● **Your goal**
Return each line that holds the word "page".

● **Material for this exercise**

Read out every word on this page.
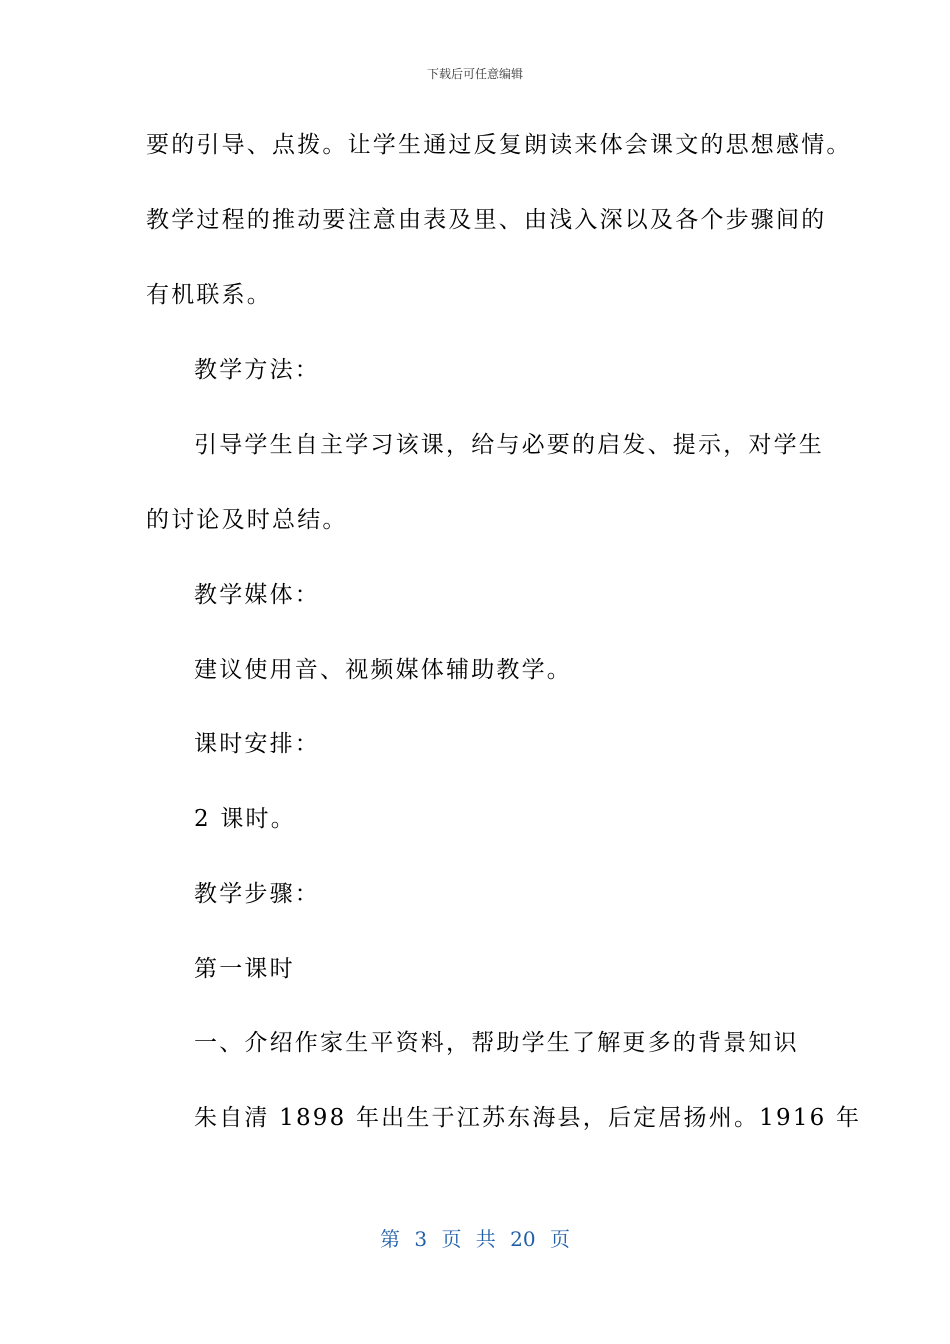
下载后可任意编辑
要的引导、点拨。让学生通过反复朗读来体会课文的思想感情。
教学过程的推动要注意由表及里、由浅入深以及各个步骤间的
有机联系。
教学方法：
引导学生自主学习该课，给与必要的启发、提示，对学生
的讨论及时总结。
教学媒体：
建议使用音、视频媒体辅助教学。
课时安排：
2 课时。
教学步骤：
第一课时
一、介绍作家生平资料，帮助学生了解更多的背景知识
朱自清 1898 年出生于江苏东海县，后定居扬州。1916 年
第 3 页 共 20 页
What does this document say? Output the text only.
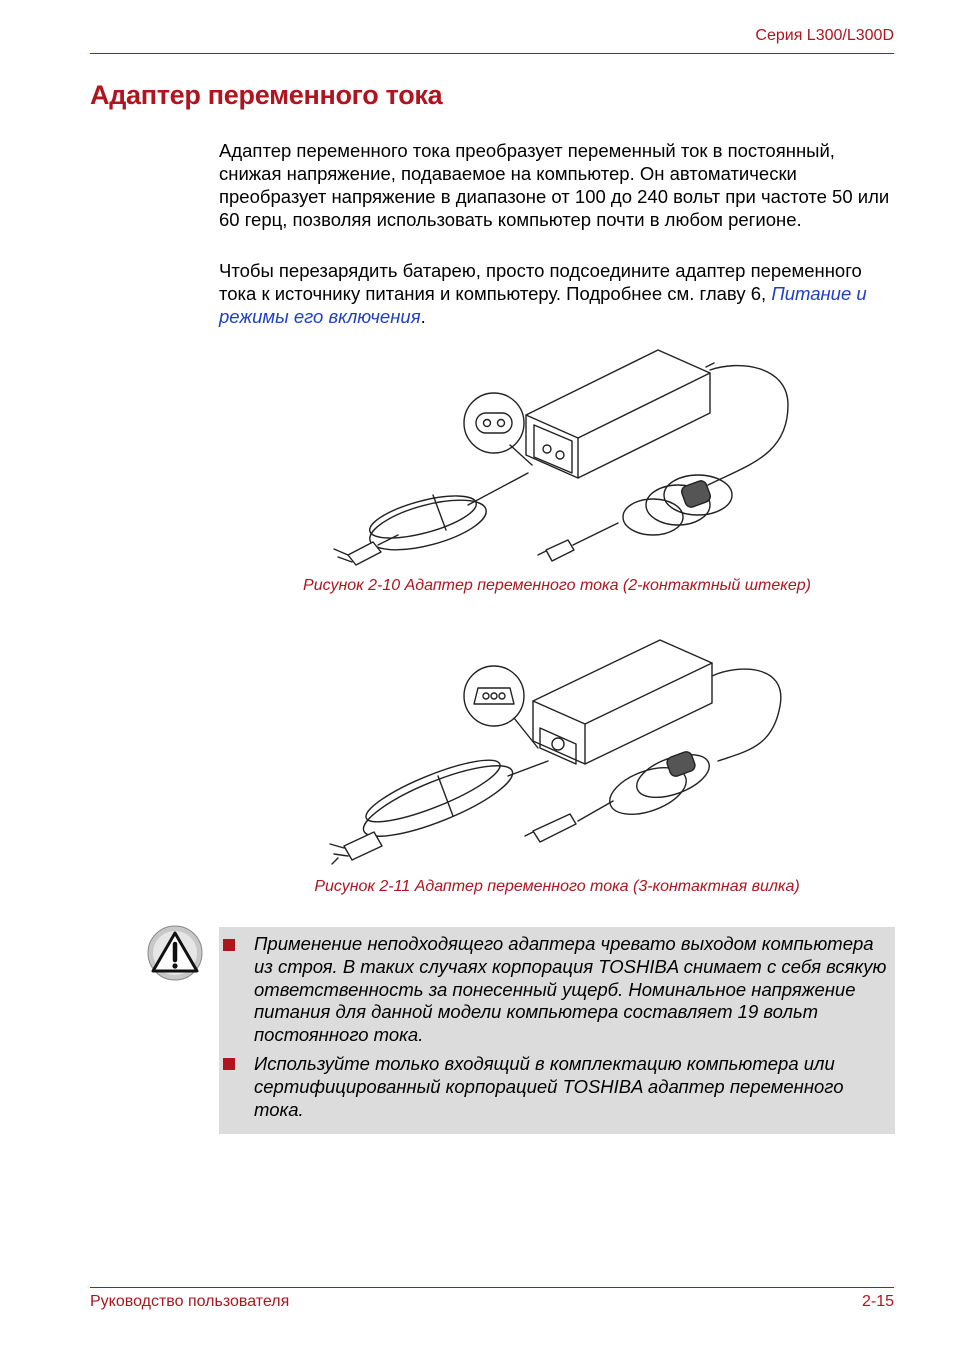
Серия L300/L300D
Адаптер переменного тока

Адаптер переменного тока преобразует переменный ток в постоянный, снижая напряжение, подаваемое на компьютер. Он автоматически преобразует напряжение в диапазоне от 100 до 240 вольт при частоте 50 или 60 герц, позволяя использовать компьютер почти в любом регионе.

Чтобы перезарядить батарею, просто подсоедините адаптер переменного тока к источнику питания и компьютеру. Подробнее см. главу 6, Питание и режимы его включения.

Рисунок 2-10 Адаптер переменного тока (2-контактный штекер)
Рисунок 2-11 Адаптер переменного тока (3-контактная вилка)

Применение неподходящего адаптера чревато выходом компьютера из строя. В таких случаях корпорация TOSHIBA снимает с себя всякую ответственность за понесенный ущерб. Номинальное напряжение питания для данной модели компьютера составляет 19 вольт постоянного тока.

Используйте только входящий в комплектацию компьютера или сертифицированный корпорацией TOSHIBA адаптер переменного тока.

Руководство пользователя	2-15
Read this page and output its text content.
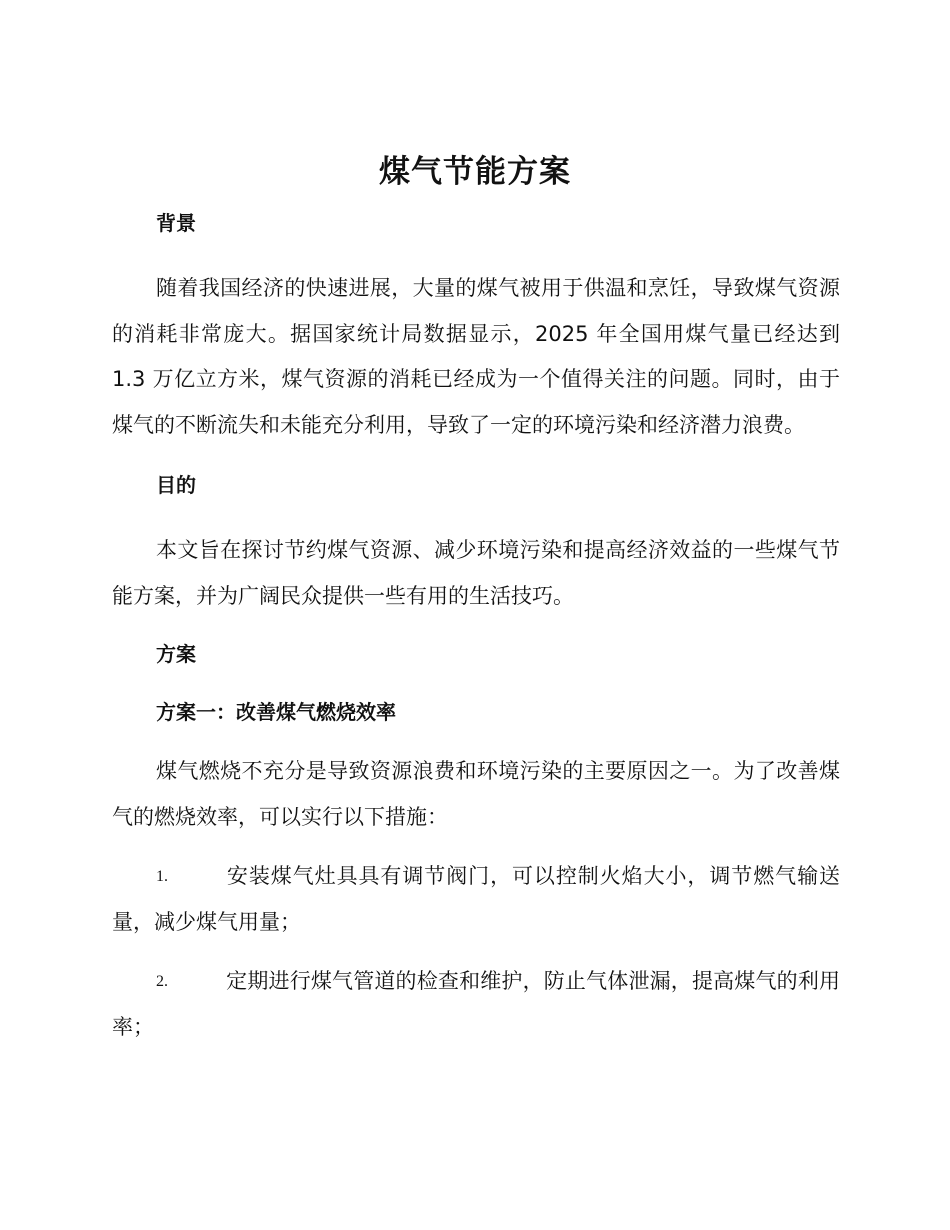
煤气节能方案
背景
随着我国经济的快速进展，大量的煤气被用于供温和烹饪，导致煤气资源的消耗非常庞大。据国家统计局数据显示，2025 年全国用煤气量已经达到 1.3 万亿立方米，煤气资源的消耗已经成为一个值得关注的问题。同时，由于煤气的不断流失和未能充分利用，导致了一定的环境污染和经济潜力浪费。
目的
本文旨在探讨节约煤气资源、减少环境污染和提高经济效益的一些煤气节能方案，并为广阔民众提供一些有用的生活技巧。
方案
方案一：改善煤气燃烧效率
煤气燃烧不充分是导致资源浪费和环境污染的主要原因之一。为了改善煤气的燃烧效率，可以实行以下措施：
1.	安装煤气灶具具有调节阀门，可以控制火焰大小，调节燃气输送量，减少煤气用量；
2.	定期进行煤气管道的检查和维护，防止气体泄漏，提高煤气的利用率；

● **Answer for the task**
Read out every word on this page.
Read this page and output its text content.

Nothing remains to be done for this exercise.